[Begin]

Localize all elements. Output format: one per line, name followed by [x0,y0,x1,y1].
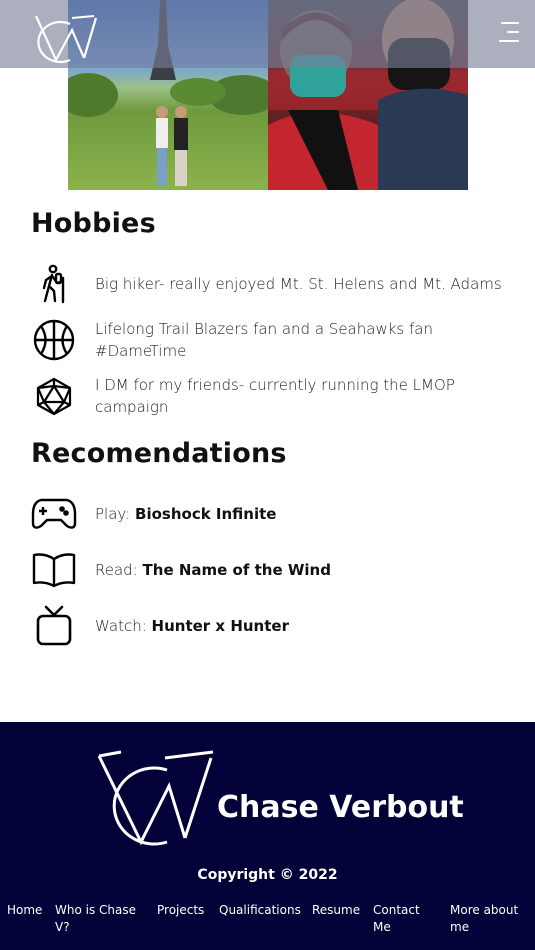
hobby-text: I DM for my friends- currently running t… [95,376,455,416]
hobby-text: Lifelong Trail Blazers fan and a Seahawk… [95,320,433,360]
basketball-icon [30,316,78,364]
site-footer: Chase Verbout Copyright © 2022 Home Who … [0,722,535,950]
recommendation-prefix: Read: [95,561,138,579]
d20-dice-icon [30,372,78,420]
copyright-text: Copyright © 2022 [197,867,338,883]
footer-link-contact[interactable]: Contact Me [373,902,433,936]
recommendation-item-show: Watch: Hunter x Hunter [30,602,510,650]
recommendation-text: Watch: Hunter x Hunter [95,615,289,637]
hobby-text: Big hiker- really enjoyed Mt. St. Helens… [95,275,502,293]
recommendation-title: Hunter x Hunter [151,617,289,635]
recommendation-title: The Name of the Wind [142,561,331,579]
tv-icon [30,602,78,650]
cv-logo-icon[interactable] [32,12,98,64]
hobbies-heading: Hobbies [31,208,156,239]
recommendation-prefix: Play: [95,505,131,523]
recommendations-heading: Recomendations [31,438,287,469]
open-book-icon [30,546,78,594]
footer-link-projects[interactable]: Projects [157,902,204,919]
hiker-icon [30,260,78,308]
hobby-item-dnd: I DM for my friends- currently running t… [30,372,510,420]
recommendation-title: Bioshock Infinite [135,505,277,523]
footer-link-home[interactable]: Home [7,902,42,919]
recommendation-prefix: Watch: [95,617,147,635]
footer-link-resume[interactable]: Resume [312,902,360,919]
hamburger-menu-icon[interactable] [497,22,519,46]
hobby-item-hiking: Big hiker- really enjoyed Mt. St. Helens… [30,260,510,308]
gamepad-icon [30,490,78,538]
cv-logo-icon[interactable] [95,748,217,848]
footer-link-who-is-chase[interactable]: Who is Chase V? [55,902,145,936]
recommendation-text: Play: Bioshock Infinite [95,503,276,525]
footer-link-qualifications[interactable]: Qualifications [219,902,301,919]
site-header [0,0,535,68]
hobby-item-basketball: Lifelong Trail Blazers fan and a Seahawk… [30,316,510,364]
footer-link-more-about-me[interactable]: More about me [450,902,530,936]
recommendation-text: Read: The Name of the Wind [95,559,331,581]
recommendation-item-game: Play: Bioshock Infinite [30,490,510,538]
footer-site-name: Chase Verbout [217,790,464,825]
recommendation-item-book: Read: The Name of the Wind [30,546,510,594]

[End]
[Begin]

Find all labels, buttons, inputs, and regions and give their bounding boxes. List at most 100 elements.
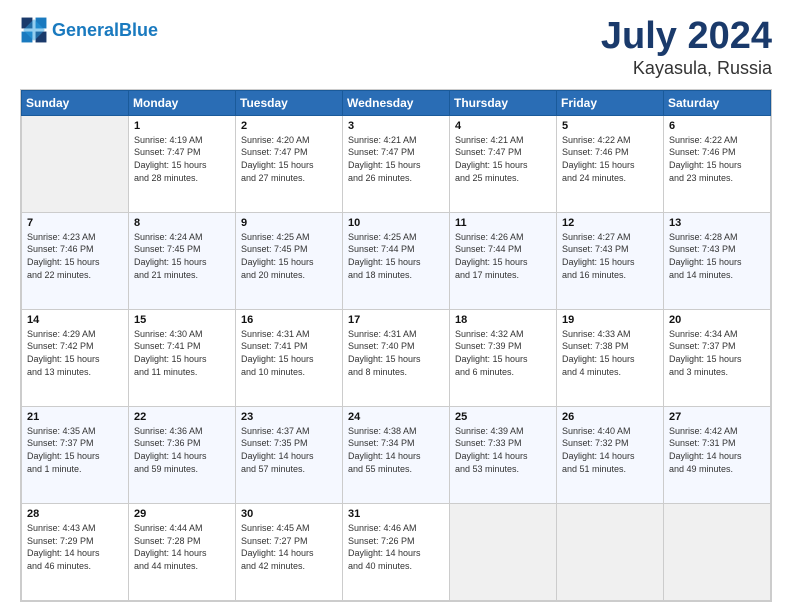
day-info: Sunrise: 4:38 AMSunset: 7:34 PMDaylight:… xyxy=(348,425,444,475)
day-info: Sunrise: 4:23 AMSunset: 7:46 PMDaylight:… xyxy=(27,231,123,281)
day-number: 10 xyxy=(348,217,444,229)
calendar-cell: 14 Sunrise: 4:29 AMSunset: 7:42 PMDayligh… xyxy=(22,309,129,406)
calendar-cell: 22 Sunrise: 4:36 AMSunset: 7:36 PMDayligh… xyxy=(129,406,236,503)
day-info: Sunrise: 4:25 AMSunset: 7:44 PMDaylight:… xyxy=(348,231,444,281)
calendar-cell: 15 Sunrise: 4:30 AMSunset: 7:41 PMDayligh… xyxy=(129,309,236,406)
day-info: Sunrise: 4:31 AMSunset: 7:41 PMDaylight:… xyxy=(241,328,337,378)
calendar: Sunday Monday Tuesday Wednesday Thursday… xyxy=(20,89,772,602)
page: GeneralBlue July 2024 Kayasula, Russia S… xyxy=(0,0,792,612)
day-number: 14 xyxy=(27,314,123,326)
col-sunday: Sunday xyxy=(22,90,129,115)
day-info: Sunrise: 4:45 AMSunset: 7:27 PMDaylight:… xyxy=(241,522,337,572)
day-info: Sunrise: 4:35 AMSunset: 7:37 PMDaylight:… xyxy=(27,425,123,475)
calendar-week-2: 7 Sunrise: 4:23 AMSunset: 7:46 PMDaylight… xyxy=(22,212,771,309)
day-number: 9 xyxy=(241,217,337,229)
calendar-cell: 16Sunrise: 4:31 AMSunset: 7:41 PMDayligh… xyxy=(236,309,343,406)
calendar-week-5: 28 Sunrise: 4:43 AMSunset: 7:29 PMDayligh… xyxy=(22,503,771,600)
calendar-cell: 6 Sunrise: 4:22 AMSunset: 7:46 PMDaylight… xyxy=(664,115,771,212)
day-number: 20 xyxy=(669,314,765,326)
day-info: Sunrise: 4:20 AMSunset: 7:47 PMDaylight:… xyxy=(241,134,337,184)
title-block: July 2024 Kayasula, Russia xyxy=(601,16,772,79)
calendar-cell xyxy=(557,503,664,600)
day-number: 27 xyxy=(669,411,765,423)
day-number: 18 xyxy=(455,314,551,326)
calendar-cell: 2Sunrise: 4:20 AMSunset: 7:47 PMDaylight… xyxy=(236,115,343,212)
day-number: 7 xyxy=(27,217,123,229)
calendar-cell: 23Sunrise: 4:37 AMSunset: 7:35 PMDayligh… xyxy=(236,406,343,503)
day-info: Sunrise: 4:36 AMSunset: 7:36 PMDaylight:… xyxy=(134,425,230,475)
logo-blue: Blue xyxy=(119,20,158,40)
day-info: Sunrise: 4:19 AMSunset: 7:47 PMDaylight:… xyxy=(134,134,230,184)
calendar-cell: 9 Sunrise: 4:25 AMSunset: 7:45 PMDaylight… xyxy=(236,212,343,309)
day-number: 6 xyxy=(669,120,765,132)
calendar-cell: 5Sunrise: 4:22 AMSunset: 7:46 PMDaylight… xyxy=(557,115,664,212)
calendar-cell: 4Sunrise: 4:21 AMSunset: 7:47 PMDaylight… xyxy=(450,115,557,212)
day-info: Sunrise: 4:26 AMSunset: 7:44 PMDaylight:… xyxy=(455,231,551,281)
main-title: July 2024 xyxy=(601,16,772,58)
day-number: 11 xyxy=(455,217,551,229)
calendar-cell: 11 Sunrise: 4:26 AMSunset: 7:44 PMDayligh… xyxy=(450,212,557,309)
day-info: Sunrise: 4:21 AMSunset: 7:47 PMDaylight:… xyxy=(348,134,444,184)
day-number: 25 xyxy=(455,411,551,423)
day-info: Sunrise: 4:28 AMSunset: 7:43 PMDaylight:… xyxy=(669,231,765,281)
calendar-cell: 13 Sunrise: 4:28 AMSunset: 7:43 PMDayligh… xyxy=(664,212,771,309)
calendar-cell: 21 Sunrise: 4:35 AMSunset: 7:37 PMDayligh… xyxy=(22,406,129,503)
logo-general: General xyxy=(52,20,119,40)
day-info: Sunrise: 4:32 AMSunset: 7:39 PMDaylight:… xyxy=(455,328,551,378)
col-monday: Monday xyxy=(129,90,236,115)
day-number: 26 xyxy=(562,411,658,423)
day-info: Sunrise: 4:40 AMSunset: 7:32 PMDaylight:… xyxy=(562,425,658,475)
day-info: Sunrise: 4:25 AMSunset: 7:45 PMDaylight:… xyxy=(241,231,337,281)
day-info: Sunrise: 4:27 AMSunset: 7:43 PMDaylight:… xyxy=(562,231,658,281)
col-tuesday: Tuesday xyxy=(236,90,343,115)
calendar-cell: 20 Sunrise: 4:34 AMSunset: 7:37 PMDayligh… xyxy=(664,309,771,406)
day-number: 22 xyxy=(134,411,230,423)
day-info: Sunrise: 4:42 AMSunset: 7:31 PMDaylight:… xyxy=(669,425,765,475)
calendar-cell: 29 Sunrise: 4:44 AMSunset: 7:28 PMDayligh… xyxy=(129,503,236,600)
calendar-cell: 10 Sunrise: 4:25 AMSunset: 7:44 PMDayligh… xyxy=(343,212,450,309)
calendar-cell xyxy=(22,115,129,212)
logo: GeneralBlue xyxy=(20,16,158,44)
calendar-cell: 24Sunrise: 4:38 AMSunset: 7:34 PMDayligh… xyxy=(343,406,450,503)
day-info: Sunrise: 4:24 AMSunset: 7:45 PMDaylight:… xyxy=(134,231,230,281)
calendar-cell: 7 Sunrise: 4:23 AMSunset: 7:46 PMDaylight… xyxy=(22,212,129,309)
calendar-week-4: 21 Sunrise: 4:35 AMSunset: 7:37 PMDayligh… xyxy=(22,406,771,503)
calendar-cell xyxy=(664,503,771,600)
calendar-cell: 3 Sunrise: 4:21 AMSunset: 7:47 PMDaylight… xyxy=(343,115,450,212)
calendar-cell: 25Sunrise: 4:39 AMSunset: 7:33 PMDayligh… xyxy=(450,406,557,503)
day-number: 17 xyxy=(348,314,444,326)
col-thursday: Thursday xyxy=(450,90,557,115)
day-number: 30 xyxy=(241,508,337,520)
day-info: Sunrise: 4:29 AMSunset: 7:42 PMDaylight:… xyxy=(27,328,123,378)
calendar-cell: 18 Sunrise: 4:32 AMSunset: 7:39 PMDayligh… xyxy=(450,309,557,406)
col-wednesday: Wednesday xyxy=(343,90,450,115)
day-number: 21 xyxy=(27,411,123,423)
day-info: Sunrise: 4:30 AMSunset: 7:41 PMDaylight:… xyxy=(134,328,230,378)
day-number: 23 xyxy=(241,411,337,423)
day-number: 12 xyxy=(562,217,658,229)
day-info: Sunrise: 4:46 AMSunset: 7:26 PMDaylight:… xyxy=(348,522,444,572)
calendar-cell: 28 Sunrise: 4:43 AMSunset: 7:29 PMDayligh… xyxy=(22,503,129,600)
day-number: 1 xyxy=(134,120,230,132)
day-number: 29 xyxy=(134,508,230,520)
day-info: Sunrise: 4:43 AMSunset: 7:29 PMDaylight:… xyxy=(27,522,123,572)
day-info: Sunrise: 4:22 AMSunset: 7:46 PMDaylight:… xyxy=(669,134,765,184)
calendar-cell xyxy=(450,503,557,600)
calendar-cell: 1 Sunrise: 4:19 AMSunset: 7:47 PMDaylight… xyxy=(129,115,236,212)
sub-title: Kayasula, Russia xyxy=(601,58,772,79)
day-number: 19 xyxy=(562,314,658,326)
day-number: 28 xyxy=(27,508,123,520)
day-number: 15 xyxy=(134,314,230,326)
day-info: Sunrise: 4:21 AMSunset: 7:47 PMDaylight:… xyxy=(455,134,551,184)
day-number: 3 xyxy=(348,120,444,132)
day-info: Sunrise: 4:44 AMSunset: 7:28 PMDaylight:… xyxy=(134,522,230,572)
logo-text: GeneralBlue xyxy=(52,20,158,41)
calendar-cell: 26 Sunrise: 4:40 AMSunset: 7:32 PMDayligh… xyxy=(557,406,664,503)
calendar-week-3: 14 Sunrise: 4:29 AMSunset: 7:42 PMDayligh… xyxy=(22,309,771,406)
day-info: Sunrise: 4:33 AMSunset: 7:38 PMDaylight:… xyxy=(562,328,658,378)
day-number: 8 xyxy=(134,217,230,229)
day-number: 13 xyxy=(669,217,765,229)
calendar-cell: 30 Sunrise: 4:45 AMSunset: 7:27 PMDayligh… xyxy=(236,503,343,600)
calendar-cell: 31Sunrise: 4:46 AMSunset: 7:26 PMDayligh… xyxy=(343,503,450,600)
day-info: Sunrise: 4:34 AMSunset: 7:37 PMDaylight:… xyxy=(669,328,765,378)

[End]

- **THE EXERCISE**
Copy out each line of the data above that contains the string "item". Case counts.

- **COMPLETE RESPONSE**
recommendation-item-show: Watch: Hunter x Hunter [30,602,510,650]
hobby-item-dnd: I DM for my friends- currently running t… [30,372,510,420]
hobby-item-hiking: Big hiker- really enjoyed Mt. St. Helens… [30,260,510,308]
hobby-item-basketball: Lifelong Trail Blazers fan and a Seahawk… [30,316,510,364]
recommendation-item-game: Play: Bioshock Infinite [30,490,510,538]
recommendation-item-book: Read: The Name of the Wind [30,546,510,594]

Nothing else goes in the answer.